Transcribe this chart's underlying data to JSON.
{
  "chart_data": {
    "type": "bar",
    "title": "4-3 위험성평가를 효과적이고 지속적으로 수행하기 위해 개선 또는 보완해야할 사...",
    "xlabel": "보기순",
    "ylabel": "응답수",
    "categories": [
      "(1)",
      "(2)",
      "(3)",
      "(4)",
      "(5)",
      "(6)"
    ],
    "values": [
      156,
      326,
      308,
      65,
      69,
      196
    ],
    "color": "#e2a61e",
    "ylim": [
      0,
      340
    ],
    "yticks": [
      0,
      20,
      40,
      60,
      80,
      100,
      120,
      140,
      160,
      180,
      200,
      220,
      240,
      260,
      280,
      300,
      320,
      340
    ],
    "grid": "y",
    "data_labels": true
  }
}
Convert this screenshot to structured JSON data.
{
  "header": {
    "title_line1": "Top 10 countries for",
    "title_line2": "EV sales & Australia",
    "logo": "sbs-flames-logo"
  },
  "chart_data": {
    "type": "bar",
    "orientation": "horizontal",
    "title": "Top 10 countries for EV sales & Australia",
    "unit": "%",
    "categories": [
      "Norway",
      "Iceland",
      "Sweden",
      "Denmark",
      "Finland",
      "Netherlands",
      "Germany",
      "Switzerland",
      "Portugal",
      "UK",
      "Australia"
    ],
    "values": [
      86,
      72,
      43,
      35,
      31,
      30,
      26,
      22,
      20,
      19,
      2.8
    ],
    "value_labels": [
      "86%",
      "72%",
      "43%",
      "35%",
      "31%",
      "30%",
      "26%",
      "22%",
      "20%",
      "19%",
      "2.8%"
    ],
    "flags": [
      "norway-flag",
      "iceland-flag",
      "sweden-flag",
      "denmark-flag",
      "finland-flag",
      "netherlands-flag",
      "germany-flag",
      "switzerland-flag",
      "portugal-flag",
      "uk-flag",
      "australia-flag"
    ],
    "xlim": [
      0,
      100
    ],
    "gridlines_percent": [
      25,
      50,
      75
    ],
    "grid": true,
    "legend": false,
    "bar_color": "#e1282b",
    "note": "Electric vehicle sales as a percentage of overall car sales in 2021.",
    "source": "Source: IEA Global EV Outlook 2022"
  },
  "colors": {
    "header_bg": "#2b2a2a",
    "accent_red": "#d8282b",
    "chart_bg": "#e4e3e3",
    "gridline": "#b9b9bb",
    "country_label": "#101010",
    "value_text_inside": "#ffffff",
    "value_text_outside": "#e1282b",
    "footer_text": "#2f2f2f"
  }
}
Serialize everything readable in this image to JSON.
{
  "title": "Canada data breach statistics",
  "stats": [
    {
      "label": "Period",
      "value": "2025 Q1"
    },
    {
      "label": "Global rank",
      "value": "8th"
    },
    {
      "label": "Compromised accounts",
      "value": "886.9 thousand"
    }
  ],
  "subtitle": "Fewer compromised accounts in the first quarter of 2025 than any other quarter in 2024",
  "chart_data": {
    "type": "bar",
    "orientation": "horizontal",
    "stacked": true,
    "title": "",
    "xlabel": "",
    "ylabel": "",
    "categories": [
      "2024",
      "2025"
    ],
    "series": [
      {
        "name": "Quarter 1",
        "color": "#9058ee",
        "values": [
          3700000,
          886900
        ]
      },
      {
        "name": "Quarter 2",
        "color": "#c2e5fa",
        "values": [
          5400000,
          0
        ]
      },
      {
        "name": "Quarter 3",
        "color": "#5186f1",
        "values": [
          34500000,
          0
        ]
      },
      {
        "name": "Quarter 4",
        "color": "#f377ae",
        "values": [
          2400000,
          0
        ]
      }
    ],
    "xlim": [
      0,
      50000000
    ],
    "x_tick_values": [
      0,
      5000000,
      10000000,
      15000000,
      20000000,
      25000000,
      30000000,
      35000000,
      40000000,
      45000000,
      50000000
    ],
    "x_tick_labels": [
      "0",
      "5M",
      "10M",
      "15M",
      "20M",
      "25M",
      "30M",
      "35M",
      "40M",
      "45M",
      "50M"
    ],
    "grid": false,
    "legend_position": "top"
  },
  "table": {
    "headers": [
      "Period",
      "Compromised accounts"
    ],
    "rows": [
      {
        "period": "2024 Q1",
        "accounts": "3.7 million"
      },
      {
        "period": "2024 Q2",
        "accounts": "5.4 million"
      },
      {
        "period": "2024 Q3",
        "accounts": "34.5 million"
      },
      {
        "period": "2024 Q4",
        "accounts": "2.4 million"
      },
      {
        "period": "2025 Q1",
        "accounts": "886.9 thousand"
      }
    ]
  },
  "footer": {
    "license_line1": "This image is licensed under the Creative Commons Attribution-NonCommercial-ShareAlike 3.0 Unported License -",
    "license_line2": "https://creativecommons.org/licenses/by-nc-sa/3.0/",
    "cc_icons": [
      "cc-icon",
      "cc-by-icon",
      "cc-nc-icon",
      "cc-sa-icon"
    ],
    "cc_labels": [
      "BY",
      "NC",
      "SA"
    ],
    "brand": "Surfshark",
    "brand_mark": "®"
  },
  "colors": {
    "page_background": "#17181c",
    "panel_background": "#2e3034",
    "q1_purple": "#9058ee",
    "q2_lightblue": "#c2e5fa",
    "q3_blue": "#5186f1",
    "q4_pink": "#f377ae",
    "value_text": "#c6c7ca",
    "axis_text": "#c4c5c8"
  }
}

- - - - -

EXERCISE GOAL:
Copy all of the material word for word.

WRITTEN RESPONSE:
Transcribe this chart's underlying data to JSON.
{
  "chart_data": {
    "type": "bar",
    "title": "4-3 위험성평가를 효과적이고 지속적으로 수행하기 위해 개선 또는 보완해야할 사...",
    "xlabel": "보기순",
    "ylabel": "응답수",
    "categories": [
      "(1)",
      "(2)",
      "(3)",
      "(4)",
      "(5)",
      "(6)"
    ],
    "values": [
      156,
      326,
      308,
      65,
      69,
      196
    ],
    "color": "#e2a61e",
    "ylim": [
      0,
      340
    ],
    "yticks": [
      0,
      20,
      40,
      60,
      80,
      100,
      120,
      140,
      160,
      180,
      200,
      220,
      240,
      260,
      280,
      300,
      320,
      340
    ],
    "grid": "y",
    "data_labels": true
  }
}
Convert this screenshot to structured JSON data.
{
  "header": {
    "title_line1": "Top 10 countries for",
    "title_line2": "EV sales & Australia",
    "logo": "sbs-flames-logo"
  },
  "chart_data": {
    "type": "bar",
    "orientation": "horizontal",
    "title": "Top 10 countries for EV sales & Australia",
    "unit": "%",
    "categories": [
      "Norway",
      "Iceland",
      "Sweden",
      "Denmark",
      "Finland",
      "Netherlands",
      "Germany",
      "Switzerland",
      "Portugal",
      "UK",
      "Australia"
    ],
    "values": [
      86,
      72,
      43,
      35,
      31,
      30,
      26,
      22,
      20,
      19,
      2.8
    ],
    "value_labels": [
      "86%",
      "72%",
      "43%",
      "35%",
      "31%",
      "30%",
      "26%",
      "22%",
      "20%",
      "19%",
      "2.8%"
    ],
    "flags": [
      "norway-flag",
      "iceland-flag",
      "sweden-flag",
      "denmark-flag",
      "finland-flag",
      "netherlands-flag",
      "germany-flag",
      "switzerland-flag",
      "portugal-flag",
      "uk-flag",
      "australia-flag"
    ],
    "xlim": [
      0,
      100
    ],
    "gridlines_percent": [
      25,
      50,
      75
    ],
    "grid": true,
    "legend": false,
    "bar_color": "#e1282b",
    "note": "Electric vehicle sales as a percentage of overall car sales in 2021.",
    "source": "Source: IEA Global EV Outlook 2022"
  },
  "colors": {
    "header_bg": "#2b2a2a",
    "accent_red": "#d8282b",
    "chart_bg": "#e4e3e3",
    "gridline": "#b9b9bb",
    "country_label": "#101010",
    "value_text_inside": "#ffffff",
    "value_text_outside": "#e1282b",
    "footer_text": "#2f2f2f"
  }
}
Serialize everything readable in this image to JSON.
{
  "title": "Canada data breach statistics",
  "stats": [
    {
      "label": "Period",
      "value": "2025 Q1"
    },
    {
      "label": "Global rank",
      "value": "8th"
    },
    {
      "label": "Compromised accounts",
      "value": "886.9 thousand"
    }
  ],
  "subtitle": "Fewer compromised accounts in the first quarter of 2025 than any other quarter in 2024",
  "chart_data": {
    "type": "bar",
    "orientation": "horizontal",
    "stacked": true,
    "title": "",
    "xlabel": "",
    "ylabel": "",
    "categories": [
      "2024",
      "2025"
    ],
    "series": [
      {
        "name": "Quarter 1",
        "color": "#9058ee",
        "values": [
          3700000,
          886900
        ]
      },
      {
        "name": "Quarter 2",
        "color": "#c2e5fa",
        "values": [
          5400000,
          0
        ]
      },
      {
        "name": "Quarter 3",
        "color": "#5186f1",
        "values": [
          34500000,
          0
        ]
      },
      {
        "name": "Quarter 4",
        "color": "#f377ae",
        "values": [
          2400000,
          0
        ]
      }
    ],
    "xlim": [
      0,
      50000000
    ],
    "x_tick_values": [
      0,
      5000000,
      10000000,
      15000000,
      20000000,
      25000000,
      30000000,
      35000000,
      40000000,
      45000000,
      50000000
    ],
    "x_tick_labels": [
      "0",
      "5M",
      "10M",
      "15M",
      "20M",
      "25M",
      "30M",
      "35M",
      "40M",
      "45M",
      "50M"
    ],
    "grid": false,
    "legend_position": "top"
  },
  "table": {
    "headers": [
      "Period",
      "Compromised accounts"
    ],
    "rows": [
      {
        "period": "2024 Q1",
        "accounts": "3.7 million"
      },
      {
        "period": "2024 Q2",
        "accounts": "5.4 million"
      },
      {
        "period": "2024 Q3",
        "accounts": "34.5 million"
      },
      {
        "period": "2024 Q4",
        "accounts": "2.4 million"
      },
      {
        "period": "2025 Q1",
        "accounts": "886.9 thousand"
      }
    ]
  },
  "footer": {
    "license_line1": "This image is licensed under the Creative Commons Attribution-NonCommercial-ShareAlike 3.0 Unported License -",
    "license_line2": "https://creativecommons.org/licenses/by-nc-sa/3.0/",
    "cc_icons": [
      "cc-icon",
      "cc-by-icon",
      "cc-nc-icon",
      "cc-sa-icon"
    ],
    "cc_labels": [
      "BY",
      "NC",
      "SA"
    ],
    "brand": "Surfshark",
    "brand_mark": "®"
  },
  "colors": {
    "page_background": "#17181c",
    "panel_background": "#2e3034",
    "q1_purple": "#9058ee",
    "q2_lightblue": "#c2e5fa",
    "q3_blue": "#5186f1",
    "q4_pink": "#f377ae",
    "value_text": "#c6c7ca",
    "axis_text": "#c4c5c8"
  }
}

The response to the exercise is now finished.